◆ Records to use:
start

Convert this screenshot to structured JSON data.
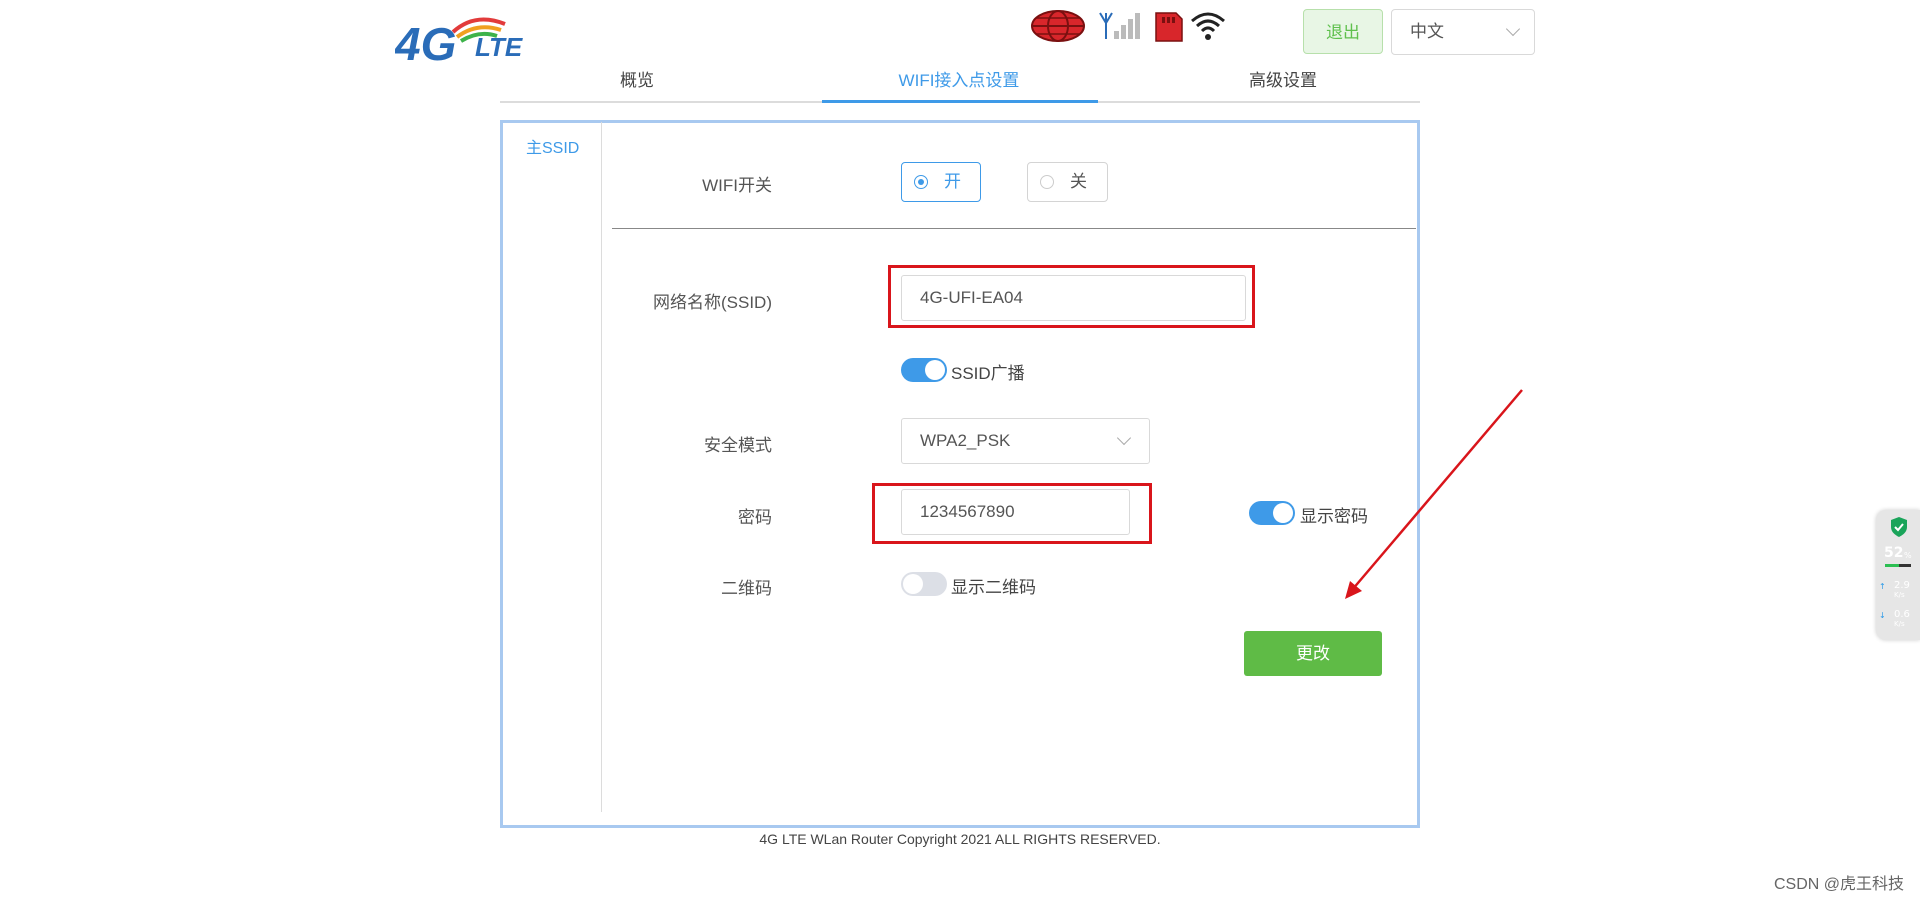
{
  "header": {
    "logo_text": "4GLTE",
    "logout_label": "退出",
    "language_value": "中文",
    "status_icons": [
      "globe-icon",
      "signal-icon",
      "sim-card-icon",
      "wifi-icon"
    ]
  },
  "tabs": [
    {
      "label": "概览",
      "active": false
    },
    {
      "label": "WIFI接入点设置",
      "active": true
    },
    {
      "label": "高级设置",
      "active": false
    }
  ],
  "side_tab": "主SSID",
  "form": {
    "wifi_switch_label": "WIFI开关",
    "wifi_on_label": "开",
    "wifi_off_label": "关",
    "wifi_enabled": true,
    "ssid_label": "网络名称(SSID)",
    "ssid_value": "4G-UFI-EA04",
    "ssid_broadcast_label": "SSID广播",
    "ssid_broadcast_on": true,
    "security_label": "安全模式",
    "security_value": "WPA2_PSK",
    "password_label": "密码",
    "password_value": "1234567890",
    "show_password_label": "显示密码",
    "show_password_on": true,
    "qrcode_label": "二维码",
    "show_qrcode_label": "显示二维码",
    "show_qrcode_on": false,
    "change_button": "更改"
  },
  "footer": "4G LTE WLan Router Copyright 2021 ALL RIGHTS RESERVED.",
  "net_widget": {
    "percent": "52",
    "percent_unit": "%",
    "upload": "2.9",
    "download": "0.6",
    "unit": "K/s"
  },
  "watermark": "CSDN @虎王科技",
  "colors": {
    "accent": "#3e9ae8",
    "button_green": "#5fbb46",
    "highlight_red": "#d9151b"
  }
}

end

Scan the records above, count the lines with "true" in them, and give only the number.

◆ Exercise output: 4